**GIVEN PROBLEM:**
Work out how many lines of the records contain "電動リモコンミラー". Answer with the number and nothing else.

**RECORDS TO USE:**
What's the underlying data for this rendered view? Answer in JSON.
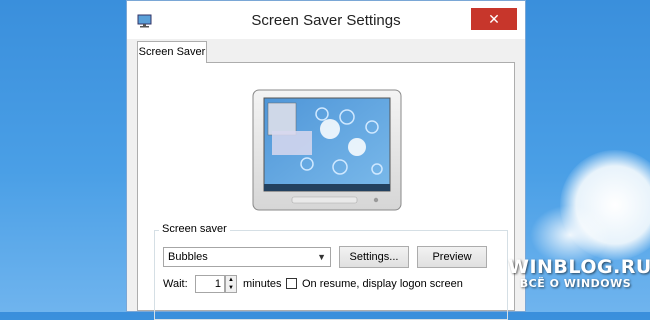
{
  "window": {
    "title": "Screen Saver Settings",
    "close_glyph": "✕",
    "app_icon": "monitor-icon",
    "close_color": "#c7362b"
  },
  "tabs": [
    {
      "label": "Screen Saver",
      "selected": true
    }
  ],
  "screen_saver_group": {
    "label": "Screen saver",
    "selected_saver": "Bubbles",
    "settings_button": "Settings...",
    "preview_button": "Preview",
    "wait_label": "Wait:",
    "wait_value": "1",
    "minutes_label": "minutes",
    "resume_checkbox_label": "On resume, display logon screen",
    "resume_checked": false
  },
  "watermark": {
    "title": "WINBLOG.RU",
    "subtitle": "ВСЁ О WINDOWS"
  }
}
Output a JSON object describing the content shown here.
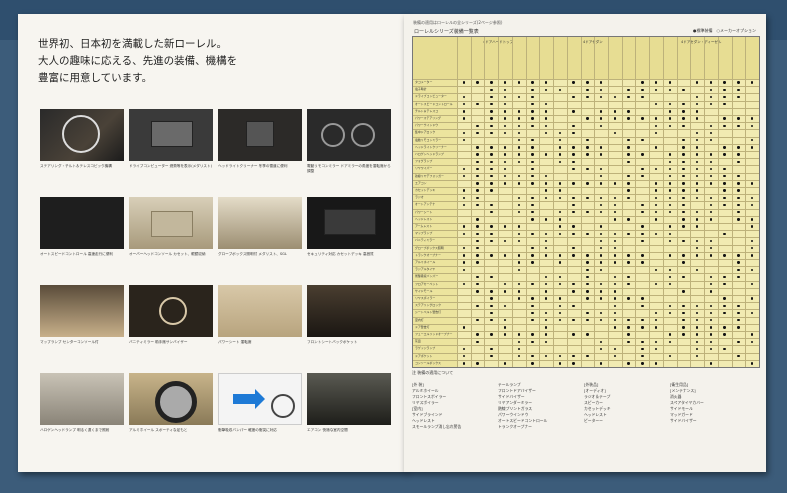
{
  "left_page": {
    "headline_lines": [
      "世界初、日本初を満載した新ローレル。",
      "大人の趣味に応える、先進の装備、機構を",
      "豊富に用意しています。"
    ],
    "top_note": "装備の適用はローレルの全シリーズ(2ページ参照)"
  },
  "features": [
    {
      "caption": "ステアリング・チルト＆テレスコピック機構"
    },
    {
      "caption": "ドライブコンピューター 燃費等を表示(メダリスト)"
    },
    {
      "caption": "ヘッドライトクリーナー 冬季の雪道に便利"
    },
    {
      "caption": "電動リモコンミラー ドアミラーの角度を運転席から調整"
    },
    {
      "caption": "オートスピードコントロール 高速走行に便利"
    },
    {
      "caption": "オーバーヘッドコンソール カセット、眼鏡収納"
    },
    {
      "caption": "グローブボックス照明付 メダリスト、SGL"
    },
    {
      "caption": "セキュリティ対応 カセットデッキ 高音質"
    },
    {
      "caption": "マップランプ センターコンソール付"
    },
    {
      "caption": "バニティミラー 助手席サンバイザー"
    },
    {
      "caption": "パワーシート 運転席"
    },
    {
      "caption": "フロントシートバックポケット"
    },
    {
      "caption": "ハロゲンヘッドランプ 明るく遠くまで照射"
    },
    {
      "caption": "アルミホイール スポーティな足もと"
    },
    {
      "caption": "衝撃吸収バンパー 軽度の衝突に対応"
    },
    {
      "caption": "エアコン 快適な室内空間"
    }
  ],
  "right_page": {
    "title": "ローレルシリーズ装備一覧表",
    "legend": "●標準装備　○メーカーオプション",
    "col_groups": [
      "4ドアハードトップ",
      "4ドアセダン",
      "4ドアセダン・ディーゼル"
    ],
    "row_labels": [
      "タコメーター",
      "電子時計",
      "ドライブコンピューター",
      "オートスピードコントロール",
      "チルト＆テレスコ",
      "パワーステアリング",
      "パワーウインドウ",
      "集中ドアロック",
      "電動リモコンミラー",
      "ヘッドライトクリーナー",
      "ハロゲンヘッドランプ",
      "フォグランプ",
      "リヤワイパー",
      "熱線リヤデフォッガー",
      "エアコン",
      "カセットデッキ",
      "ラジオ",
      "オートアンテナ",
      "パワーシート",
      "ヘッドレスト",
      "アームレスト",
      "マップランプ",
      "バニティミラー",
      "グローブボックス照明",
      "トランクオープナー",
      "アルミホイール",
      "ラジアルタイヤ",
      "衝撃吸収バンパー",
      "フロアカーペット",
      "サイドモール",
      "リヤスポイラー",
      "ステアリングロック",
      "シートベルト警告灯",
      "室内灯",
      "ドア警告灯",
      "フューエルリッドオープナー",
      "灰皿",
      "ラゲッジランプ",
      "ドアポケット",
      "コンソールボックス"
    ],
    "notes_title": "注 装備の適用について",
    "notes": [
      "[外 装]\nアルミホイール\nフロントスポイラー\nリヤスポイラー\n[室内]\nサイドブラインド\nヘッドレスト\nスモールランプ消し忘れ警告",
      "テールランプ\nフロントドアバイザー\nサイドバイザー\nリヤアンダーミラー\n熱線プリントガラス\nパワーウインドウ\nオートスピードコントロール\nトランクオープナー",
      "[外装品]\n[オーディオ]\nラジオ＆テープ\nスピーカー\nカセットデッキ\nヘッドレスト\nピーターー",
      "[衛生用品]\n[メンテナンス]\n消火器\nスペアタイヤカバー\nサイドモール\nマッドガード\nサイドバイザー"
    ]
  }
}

--

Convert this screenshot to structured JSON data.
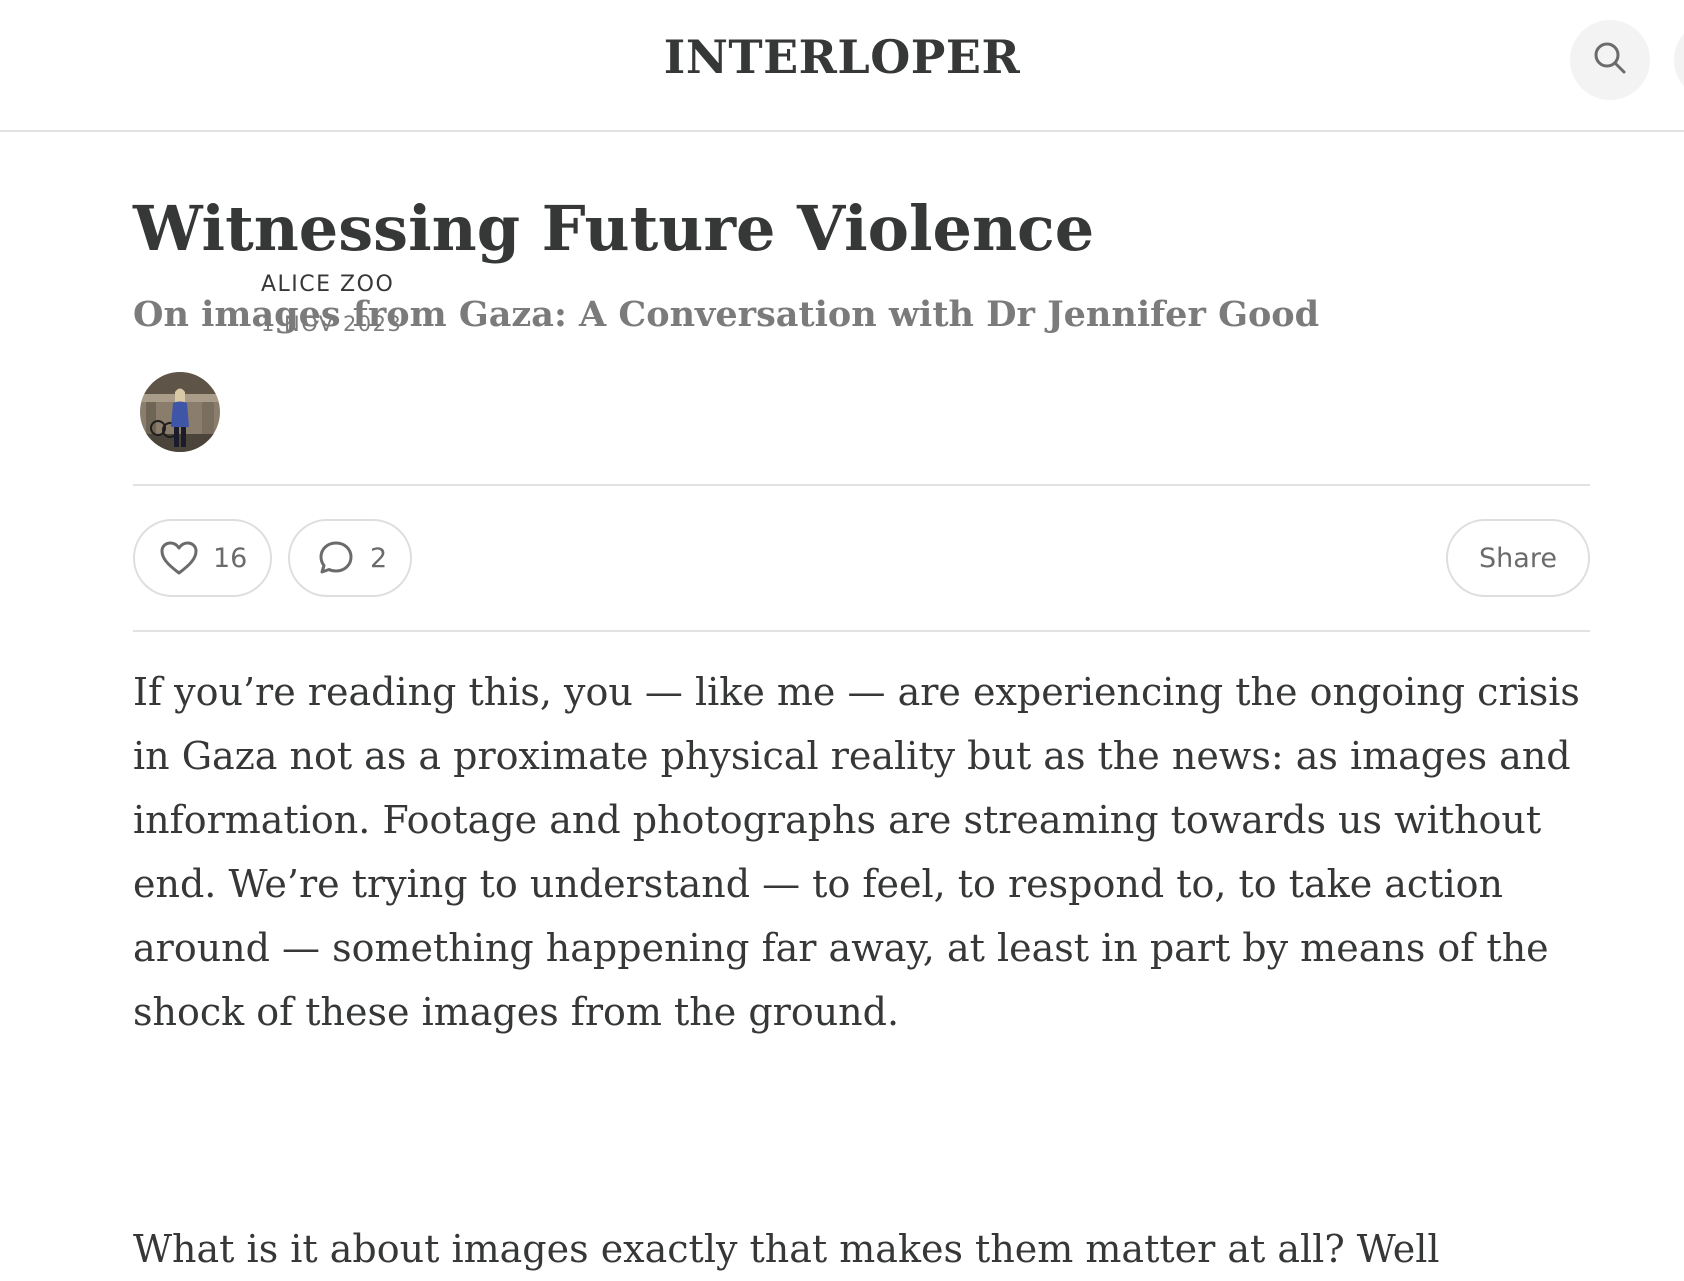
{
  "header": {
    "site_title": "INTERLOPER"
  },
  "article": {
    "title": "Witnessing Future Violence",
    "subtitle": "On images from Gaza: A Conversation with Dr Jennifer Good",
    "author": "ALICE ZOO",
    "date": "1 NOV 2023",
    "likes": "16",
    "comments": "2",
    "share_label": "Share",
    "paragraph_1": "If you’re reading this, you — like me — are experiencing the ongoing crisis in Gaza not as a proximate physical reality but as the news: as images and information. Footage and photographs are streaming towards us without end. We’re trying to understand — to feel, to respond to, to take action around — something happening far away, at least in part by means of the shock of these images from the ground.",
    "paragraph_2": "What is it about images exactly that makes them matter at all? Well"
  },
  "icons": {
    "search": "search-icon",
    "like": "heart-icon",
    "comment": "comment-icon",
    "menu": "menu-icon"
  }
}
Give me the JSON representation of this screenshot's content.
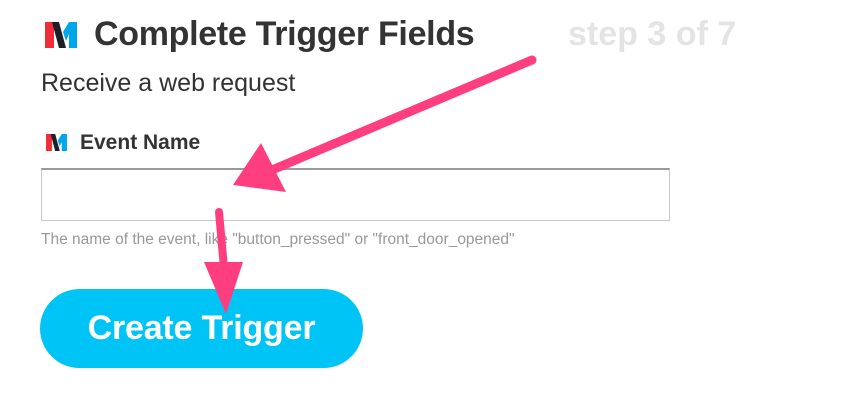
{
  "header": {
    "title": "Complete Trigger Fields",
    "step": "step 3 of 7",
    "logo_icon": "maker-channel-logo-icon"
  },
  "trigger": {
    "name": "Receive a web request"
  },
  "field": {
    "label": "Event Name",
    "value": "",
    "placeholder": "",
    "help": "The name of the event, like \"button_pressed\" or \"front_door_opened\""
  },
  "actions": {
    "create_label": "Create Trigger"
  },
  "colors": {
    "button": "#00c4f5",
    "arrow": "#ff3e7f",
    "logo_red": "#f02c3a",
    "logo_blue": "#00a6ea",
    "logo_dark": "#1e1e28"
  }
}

---

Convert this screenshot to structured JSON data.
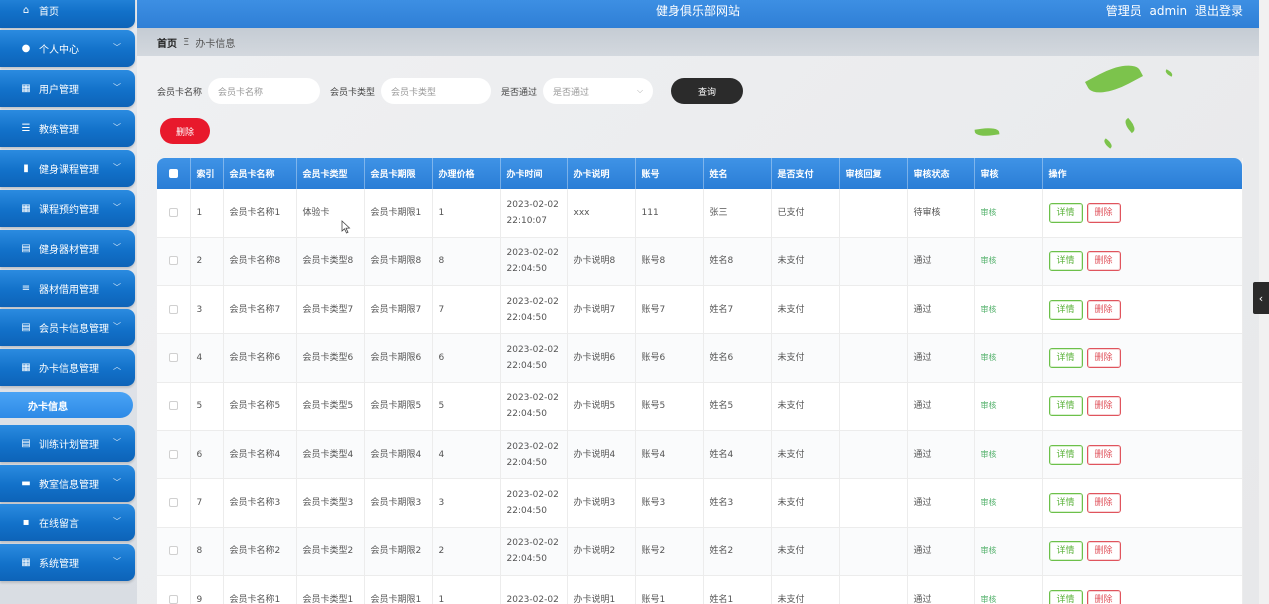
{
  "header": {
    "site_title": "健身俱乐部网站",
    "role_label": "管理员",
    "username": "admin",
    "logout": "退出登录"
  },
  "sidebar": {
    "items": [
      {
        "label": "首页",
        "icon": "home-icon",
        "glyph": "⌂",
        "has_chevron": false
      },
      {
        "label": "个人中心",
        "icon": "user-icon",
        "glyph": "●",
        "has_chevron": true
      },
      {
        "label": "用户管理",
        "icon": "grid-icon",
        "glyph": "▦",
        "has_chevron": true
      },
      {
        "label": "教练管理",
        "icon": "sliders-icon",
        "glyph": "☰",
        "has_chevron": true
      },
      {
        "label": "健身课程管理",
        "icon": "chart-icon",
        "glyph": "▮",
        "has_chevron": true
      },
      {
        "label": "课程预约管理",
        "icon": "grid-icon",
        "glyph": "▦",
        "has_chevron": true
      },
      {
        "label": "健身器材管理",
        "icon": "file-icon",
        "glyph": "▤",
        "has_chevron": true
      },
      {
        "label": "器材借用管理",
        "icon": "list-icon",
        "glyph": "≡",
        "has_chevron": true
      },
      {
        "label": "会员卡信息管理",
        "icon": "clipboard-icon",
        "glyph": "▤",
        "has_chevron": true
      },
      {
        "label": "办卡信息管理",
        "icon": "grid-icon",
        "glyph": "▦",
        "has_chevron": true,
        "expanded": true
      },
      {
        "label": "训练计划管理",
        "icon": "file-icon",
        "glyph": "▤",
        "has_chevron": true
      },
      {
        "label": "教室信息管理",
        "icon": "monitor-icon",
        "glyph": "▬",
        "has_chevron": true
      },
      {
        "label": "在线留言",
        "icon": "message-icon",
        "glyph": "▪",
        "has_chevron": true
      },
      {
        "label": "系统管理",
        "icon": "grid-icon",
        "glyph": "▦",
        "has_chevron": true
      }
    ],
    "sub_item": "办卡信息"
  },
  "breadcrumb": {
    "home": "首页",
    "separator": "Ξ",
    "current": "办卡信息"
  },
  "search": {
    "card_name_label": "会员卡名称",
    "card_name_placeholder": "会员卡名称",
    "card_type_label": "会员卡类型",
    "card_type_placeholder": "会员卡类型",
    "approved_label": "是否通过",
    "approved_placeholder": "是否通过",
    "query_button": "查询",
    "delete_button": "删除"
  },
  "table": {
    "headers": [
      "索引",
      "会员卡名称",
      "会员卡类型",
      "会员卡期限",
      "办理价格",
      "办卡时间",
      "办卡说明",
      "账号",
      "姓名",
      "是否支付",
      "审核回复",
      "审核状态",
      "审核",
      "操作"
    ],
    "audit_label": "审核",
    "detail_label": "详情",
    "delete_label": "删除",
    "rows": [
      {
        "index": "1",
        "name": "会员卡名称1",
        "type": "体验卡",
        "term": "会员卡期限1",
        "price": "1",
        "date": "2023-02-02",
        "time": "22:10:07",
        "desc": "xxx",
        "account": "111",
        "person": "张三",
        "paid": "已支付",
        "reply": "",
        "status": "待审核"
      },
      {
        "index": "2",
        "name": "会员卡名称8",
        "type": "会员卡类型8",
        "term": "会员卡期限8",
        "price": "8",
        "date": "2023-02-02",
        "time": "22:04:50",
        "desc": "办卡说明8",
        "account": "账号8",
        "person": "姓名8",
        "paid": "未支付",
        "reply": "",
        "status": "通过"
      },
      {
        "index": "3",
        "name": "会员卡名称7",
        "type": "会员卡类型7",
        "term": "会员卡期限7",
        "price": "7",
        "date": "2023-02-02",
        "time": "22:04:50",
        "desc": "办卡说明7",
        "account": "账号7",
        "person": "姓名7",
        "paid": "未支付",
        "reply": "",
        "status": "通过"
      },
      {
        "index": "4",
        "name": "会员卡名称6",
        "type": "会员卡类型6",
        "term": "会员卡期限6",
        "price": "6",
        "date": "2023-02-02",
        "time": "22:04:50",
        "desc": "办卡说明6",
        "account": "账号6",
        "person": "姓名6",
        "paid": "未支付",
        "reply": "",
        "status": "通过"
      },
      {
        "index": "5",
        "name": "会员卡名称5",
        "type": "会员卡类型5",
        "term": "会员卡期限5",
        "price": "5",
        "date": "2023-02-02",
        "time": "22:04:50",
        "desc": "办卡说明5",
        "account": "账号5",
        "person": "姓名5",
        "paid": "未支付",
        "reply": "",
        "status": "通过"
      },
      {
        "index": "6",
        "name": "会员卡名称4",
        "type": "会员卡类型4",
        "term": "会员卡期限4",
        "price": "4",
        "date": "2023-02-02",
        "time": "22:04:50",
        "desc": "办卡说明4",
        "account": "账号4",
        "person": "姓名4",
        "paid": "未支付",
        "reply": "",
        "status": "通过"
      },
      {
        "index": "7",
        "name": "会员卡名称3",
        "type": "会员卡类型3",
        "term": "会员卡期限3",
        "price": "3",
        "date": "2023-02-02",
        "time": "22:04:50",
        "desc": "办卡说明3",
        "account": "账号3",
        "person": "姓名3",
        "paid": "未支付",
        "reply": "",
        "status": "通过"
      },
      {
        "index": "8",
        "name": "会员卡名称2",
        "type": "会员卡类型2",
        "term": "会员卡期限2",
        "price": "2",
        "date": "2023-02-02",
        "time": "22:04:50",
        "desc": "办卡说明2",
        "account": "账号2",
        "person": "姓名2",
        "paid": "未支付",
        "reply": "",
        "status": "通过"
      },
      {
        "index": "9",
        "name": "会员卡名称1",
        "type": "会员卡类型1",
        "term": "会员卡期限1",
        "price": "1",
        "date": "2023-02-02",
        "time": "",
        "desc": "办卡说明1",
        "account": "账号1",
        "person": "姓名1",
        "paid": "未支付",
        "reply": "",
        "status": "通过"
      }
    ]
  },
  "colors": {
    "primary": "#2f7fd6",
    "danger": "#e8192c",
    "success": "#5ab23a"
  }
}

**EXERCISE RESPONSE:**
2